What the exercise asks: What is needed here is an exact transcription of all the entries.

[Records to use — start]

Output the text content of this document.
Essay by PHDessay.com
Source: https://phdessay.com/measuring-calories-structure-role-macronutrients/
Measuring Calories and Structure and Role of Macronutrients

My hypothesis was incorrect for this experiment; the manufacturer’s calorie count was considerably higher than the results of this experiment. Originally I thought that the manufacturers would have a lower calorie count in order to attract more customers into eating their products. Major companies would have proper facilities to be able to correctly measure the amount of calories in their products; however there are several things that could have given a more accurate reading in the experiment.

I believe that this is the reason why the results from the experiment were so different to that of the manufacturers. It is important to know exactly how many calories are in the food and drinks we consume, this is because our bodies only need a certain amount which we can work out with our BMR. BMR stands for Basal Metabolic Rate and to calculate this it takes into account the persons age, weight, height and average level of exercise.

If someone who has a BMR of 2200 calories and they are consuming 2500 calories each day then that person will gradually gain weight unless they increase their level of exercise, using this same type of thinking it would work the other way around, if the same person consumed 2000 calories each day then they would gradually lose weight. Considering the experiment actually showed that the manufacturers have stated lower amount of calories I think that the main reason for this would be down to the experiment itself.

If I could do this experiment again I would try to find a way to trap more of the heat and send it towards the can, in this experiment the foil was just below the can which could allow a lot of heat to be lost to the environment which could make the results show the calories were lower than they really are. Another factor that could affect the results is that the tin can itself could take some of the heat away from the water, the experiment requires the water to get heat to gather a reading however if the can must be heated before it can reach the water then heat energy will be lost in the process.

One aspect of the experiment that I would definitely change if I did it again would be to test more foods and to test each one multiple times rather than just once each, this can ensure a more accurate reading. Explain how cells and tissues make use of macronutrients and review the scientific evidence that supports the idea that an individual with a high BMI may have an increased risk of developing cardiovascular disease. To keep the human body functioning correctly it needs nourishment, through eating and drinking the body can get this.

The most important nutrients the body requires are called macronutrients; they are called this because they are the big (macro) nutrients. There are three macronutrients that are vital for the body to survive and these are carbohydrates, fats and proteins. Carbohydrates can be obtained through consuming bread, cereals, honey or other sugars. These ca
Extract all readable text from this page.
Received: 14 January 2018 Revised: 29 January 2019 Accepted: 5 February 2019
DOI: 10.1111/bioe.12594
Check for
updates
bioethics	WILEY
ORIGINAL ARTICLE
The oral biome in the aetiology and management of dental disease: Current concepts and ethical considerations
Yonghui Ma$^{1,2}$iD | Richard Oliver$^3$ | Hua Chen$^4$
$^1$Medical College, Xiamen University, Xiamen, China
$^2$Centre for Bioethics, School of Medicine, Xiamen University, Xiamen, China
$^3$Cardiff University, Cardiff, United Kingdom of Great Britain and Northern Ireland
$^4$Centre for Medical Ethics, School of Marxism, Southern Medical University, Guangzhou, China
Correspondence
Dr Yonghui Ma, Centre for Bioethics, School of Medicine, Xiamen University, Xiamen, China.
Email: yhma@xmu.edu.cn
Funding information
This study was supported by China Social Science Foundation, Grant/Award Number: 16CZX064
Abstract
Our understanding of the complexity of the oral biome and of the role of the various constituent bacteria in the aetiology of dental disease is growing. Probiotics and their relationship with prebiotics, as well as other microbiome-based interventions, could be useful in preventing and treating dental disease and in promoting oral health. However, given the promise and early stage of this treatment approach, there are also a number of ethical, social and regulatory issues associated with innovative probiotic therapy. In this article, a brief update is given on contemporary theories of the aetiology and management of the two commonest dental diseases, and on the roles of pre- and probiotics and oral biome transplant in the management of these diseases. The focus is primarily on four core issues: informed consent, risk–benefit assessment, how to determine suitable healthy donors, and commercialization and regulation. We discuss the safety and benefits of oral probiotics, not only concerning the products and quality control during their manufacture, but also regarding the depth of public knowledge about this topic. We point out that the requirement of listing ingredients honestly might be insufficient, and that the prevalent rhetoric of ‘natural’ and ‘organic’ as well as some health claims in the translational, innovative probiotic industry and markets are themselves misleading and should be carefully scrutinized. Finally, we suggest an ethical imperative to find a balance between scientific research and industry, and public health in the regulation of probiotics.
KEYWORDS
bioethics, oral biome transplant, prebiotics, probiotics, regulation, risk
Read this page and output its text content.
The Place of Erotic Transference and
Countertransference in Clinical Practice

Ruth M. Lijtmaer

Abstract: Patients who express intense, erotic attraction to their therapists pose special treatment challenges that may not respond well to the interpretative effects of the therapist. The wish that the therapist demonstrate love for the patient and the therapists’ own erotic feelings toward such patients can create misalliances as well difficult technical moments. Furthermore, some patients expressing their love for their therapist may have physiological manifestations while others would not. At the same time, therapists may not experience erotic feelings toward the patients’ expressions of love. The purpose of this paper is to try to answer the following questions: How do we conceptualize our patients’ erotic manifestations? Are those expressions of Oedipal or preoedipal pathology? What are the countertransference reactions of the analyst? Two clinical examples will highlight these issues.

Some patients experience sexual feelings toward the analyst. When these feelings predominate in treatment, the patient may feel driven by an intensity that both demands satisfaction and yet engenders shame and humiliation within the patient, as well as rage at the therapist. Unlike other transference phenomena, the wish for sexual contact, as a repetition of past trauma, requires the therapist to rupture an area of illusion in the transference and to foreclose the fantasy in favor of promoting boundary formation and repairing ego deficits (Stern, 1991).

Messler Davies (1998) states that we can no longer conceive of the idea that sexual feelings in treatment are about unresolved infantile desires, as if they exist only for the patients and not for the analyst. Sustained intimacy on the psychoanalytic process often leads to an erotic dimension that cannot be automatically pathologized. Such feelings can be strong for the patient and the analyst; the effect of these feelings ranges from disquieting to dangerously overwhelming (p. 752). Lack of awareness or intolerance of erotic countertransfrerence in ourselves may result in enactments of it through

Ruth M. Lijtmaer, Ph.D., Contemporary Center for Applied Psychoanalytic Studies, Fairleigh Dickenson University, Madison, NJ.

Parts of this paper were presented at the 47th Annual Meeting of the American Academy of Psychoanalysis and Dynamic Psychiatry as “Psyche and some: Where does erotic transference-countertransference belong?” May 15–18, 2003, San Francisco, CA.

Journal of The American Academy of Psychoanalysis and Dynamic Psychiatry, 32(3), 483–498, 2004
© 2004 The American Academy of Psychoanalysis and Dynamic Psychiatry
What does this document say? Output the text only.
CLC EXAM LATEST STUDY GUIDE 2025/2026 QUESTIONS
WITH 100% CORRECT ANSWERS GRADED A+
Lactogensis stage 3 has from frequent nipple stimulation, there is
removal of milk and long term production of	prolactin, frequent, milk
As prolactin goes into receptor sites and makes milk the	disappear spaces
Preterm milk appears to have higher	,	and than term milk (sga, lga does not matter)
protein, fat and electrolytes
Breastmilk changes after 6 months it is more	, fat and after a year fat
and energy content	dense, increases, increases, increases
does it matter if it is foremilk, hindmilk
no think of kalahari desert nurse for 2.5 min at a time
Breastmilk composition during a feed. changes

[Records to use — finish]

Result of the exercise:
Output the text content of this document.
Essay by PHDessay.com
Source: https://phdessay.com/measuring-calories-structure-role-macronutrients/
Measuring Calories and Structure and Role of Macronutrients

My hypothesis was incorrect for this experiment; the manufacturer’s calorie count was considerably higher than the results of this experiment. Originally I thought that the manufacturers would have a lower calorie count in order to attract more customers into eating their products. Major companies would have proper facilities to be able to correctly measure the amount of calories in their products; however there are several things that could have given a more accurate reading in the experiment.

I believe that this is the reason why the results from the experiment were so different to that of the manufacturers. It is important to know exactly how many calories are in the food and drinks we consume, this is because our bodies only need a certain amount which we can work out with our BMR. BMR stands for Basal Metabolic Rate and to calculate this it takes into account the persons age, weight, height and average level of exercise.

If someone who has a BMR of 2200 calories and they are consuming 2500 calories each day then that person will gradually gain weight unless they increase their level of exercise, using this same type of thinking it would work the other way around, if the same person consumed 2000 calories each day then they would gradually lose weight. Considering the experiment actually showed that the manufacturers have stated lower amount of calories I think that the main reason for this would be down to the experiment itself.

If I could do this experiment again I would try to find a way to trap more of the heat and send it towards the can, in this experiment the foil was just below the can which could allow a lot of heat to be lost to the environment which could make the results show the calories were lower than they really are. Another factor that could affect the results is that the tin can itself could take some of the heat away from the water, the experiment requires the water to get heat to gather a reading however if the can must be heated before it can reach the water then heat energy will be lost in the process.

One aspect of the experiment that I would definitely change if I did it again would be to test more foods and to test each one multiple times rather than just once each, this can ensure a more accurate reading. Explain how cells and tissues make use of macronutrients and review the scientific evidence that supports the idea that an individual with a high BMI may have an increased risk of developing cardiovascular disease. To keep the human body functioning correctly it needs nourishment, through eating and drinking the body can get this.

The most important nutrients the body requires are called macronutrients; they are called this because they are the big (macro) nutrients. There are three macronutrients that are vital for the body to survive and these are carbohydrates, fats and proteins. Carbohydrates can be obtained through consuming bread, cereals, honey or other sugars. These ca
Extract all readable text from this page.
Received: 14 January 2018 Revised: 29 January 2019 Accepted: 5 February 2019
DOI: 10.1111/bioe.12594
Check for
updates
bioethics	WILEY
ORIGINAL ARTICLE
The oral biome in the aetiology and management of dental disease: Current concepts and ethical considerations
Yonghui Ma$^{1,2}$iD | Richard Oliver$^3$ | Hua Chen$^4$
$^1$Medical College, Xiamen University, Xiamen, China
$^2$Centre for Bioethics, School of Medicine, Xiamen University, Xiamen, China
$^3$Cardiff University, Cardiff, United Kingdom of Great Britain and Northern Ireland
$^4$Centre for Medical Ethics, School of Marxism, Southern Medical University, Guangzhou, China
Correspondence
Dr Yonghui Ma, Centre for Bioethics, School of Medicine, Xiamen University, Xiamen, China.
Email: yhma@xmu.edu.cn
Funding information
This study was supported by China Social Science Foundation, Grant/Award Number: 16CZX064
Abstract
Our understanding of the complexity of the oral biome and of the role of the various constituent bacteria in the aetiology of dental disease is growing. Probiotics and their relationship with prebiotics, as well as other microbiome-based interventions, could be useful in preventing and treating dental disease and in promoting oral health. However, given the promise and early stage of this treatment approach, there are also a number of ethical, social and regulatory issues associated with innovative probiotic therapy. In this article, a brief update is given on contemporary theories of the aetiology and management of the two commonest dental diseases, and on the roles of pre- and probiotics and oral biome transplant in the management of these diseases. The focus is primarily on four core issues: informed consent, risk–benefit assessment, how to determine suitable healthy donors, and commercialization and regulation. We discuss the safety and benefits of oral probiotics, not only concerning the products and quality control during their manufacture, but also regarding the depth of public knowledge about this topic. We point out that the requirement of listing ingredients honestly might be insufficient, and that the prevalent rhetoric of ‘natural’ and ‘organic’ as well as some health claims in the translational, innovative probiotic industry and markets are themselves misleading and should be carefully scrutinized. Finally, we suggest an ethical imperative to find a balance between scientific research and industry, and public health in the regulation of probiotics.
KEYWORDS
bioethics, oral biome transplant, prebiotics, probiotics, regulation, risk
Read this page and output its text content.
The Place of Erotic Transference and
Countertransference in Clinical Practice

Ruth M. Lijtmaer

Abstract: Patients who express intense, erotic attraction to their therapists pose special treatment challenges that may not respond well to the interpretative effects of the therapist. The wish that the therapist demonstrate love for the patient and the therapists’ own erotic feelings toward such patients can create misalliances as well difficult technical moments. Furthermore, some patients expressing their love for their therapist may have physiological manifestations while others would not. At the same time, therapists may not experience erotic feelings toward the patients’ expressions of love. The purpose of this paper is to try to answer the following questions: How do we conceptualize our patients’ erotic manifestations? Are those expressions of Oedipal or preoedipal pathology? What are the countertransference reactions of the analyst? Two clinical examples will highlight these issues.

Some patients experience sexual feelings toward the analyst. When these feelings predominate in treatment, the patient may feel driven by an intensity that both demands satisfaction and yet engenders shame and humiliation within the patient, as well as rage at the therapist. Unlike other transference phenomena, the wish for sexual contact, as a repetition of past trauma, requires the therapist to rupture an area of illusion in the transference and to foreclose the fantasy in favor of promoting boundary formation and repairing ego deficits (Stern, 1991).

Messler Davies (1998) states that we can no longer conceive of the idea that sexual feelings in treatment are about unresolved infantile desires, as if they exist only for the patients and not for the analyst. Sustained intimacy on the psychoanalytic process often leads to an erotic dimension that cannot be automatically pathologized. Such feelings can be strong for the patient and the analyst; the effect of these feelings ranges from disquieting to dangerously overwhelming (p. 752). Lack of awareness or intolerance of erotic countertransfrerence in ourselves may result in enactments of it through

Ruth M. Lijtmaer, Ph.D., Contemporary Center for Applied Psychoanalytic Studies, Fairleigh Dickenson University, Madison, NJ.

Parts of this paper were presented at the 47th Annual Meeting of the American Academy of Psychoanalysis and Dynamic Psychiatry as “Psyche and some: Where does erotic transference-countertransference belong?” May 15–18, 2003, San Francisco, CA.

Journal of The American Academy of Psychoanalysis and Dynamic Psychiatry, 32(3), 483–498, 2004
© 2004 The American Academy of Psychoanalysis and Dynamic Psychiatry
What does this document say? Output the text only.
CLC EXAM LATEST STUDY GUIDE 2025/2026 QUESTIONS
WITH 100% CORRECT ANSWERS GRADED A+
Lactogensis stage 3 has from frequent nipple stimulation, there is
removal of milk and long term production of	prolactin, frequent, milk
As prolactin goes into receptor sites and makes milk the	disappear spaces
Preterm milk appears to have higher	,	and than term milk (sga, lga does not matter)
protein, fat and electrolytes
Breastmilk changes after 6 months it is more	, fat and after a year fat
and energy content	dense, increases, increases, increases
does it matter if it is foremilk, hindmilk
no think of kalahari desert nurse for 2.5 min at a time
Breastmilk composition during a feed. changes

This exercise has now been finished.